### TASK INSTRUCTIONS:
Can you set down, word for word, the stretch of the records from their start through the line containing "bullet-line: To toggle"?

### SUPPLIED RECORDS:
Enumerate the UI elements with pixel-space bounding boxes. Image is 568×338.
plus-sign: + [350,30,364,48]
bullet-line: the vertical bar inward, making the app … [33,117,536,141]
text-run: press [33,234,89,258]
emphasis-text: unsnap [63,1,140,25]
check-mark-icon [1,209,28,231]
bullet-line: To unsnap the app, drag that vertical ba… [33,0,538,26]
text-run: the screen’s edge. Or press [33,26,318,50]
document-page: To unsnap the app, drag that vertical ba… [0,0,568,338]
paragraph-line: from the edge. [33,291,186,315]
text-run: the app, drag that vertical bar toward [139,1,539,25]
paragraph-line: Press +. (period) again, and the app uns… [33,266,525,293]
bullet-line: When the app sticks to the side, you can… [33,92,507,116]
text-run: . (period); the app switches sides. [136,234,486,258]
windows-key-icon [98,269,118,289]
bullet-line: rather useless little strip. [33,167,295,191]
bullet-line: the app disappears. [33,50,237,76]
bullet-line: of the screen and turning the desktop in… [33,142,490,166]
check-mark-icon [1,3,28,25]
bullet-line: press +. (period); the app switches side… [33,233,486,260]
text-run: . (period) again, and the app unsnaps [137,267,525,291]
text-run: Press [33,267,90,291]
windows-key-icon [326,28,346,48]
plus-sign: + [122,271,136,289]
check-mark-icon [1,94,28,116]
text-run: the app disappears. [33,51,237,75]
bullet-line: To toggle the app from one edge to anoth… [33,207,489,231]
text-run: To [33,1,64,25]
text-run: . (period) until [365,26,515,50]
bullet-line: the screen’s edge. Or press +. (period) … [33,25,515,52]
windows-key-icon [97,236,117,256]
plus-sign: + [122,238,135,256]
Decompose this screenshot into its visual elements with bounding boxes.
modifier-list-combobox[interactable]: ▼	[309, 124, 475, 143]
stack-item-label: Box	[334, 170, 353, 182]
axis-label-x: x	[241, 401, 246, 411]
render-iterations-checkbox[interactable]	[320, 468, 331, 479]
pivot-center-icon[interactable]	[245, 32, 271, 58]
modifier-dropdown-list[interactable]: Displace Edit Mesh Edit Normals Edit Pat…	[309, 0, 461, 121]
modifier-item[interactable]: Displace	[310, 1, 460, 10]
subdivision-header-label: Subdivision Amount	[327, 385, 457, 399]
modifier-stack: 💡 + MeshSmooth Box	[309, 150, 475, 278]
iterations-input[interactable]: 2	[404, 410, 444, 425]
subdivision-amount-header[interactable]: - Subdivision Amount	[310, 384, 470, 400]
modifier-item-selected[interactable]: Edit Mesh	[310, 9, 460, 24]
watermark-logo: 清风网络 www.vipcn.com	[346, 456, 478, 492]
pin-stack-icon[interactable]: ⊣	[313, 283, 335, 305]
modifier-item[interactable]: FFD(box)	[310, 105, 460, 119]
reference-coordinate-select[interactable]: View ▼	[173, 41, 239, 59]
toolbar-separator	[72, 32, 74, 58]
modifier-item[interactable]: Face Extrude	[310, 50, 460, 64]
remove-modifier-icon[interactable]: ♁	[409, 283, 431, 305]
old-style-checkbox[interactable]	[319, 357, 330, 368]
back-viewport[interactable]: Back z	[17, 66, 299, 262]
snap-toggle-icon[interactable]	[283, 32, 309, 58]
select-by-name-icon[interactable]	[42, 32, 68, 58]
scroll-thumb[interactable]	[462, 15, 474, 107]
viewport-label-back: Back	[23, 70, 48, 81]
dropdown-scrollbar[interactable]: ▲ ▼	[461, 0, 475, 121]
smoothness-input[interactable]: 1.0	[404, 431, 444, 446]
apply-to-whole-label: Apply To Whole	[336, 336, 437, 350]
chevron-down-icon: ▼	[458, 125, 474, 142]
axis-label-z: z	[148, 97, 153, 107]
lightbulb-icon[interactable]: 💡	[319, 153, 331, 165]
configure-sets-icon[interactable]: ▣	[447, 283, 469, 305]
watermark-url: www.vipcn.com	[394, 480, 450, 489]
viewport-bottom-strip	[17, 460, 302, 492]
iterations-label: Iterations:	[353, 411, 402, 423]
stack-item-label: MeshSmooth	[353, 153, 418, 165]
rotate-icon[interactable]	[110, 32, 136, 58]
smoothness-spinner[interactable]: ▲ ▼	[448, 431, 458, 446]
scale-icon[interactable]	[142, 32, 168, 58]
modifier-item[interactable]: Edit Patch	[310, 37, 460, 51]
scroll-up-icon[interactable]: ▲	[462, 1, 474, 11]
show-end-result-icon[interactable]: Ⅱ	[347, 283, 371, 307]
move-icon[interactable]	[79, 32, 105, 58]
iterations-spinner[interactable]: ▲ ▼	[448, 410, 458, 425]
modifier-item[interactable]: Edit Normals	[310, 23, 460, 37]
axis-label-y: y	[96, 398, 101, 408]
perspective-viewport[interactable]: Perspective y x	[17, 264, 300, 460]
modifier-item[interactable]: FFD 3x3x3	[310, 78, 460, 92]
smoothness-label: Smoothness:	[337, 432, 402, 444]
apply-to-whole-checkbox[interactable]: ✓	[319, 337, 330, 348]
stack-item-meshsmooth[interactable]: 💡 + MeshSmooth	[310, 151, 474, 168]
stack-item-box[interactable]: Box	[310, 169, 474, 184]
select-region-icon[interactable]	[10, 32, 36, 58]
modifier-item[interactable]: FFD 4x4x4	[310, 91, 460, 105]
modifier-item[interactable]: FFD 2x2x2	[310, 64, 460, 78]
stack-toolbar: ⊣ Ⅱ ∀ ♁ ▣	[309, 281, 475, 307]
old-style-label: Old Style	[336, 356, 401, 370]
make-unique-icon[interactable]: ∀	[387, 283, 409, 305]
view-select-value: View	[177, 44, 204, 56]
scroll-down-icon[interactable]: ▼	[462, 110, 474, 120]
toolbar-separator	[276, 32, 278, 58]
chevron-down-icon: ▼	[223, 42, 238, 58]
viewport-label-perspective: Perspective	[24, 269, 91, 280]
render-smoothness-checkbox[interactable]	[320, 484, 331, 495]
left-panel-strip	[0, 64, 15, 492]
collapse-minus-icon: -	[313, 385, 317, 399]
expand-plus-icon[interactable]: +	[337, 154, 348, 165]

### CORRECT RESPONSE:
Enumerate the UI elements with pixel-space bounding boxes. Image is 568×338.
plus-sign: + [350,30,364,48]
bullet-line: the vertical bar inward, making the app … [33,117,536,141]
text-run: press [33,234,89,258]
emphasis-text: unsnap [63,1,140,25]
check-mark-icon [1,209,28,231]
bullet-line: To unsnap the app, drag that vertical ba… [33,0,538,26]
text-run: the screen’s edge. Or press [33,26,318,50]
document-page: To unsnap the app, drag that vertical ba… [0,0,568,338]
paragraph-line: from the edge. [33,291,186,315]
text-run: the app, drag that vertical bar toward [139,1,539,25]
paragraph-line: Press +. (period) again, and the app uns… [33,266,525,293]
bullet-line: When the app sticks to the side, you can… [33,92,507,116]
text-run: . (period); the app switches sides. [136,234,486,258]
windows-key-icon [98,269,118,289]
bullet-line: rather useless little strip. [33,167,295,191]
bullet-line: the app disappears. [33,50,237,76]
bullet-line: of the screen and turning the desktop in… [33,142,490,166]
check-mark-icon [1,3,28,25]
bullet-line: press +. (period); the app switches side… [33,233,486,260]
text-run: . (period) again, and the app unsnaps [137,267,525,291]
text-run: Press [33,267,90,291]
windows-key-icon [326,28,346,48]
plus-sign: + [122,271,136,289]
check-mark-icon [1,94,28,116]
text-run: the app disappears. [33,51,237,75]
bullet-line: To toggle the app from one edge to anoth… [33,207,489,231]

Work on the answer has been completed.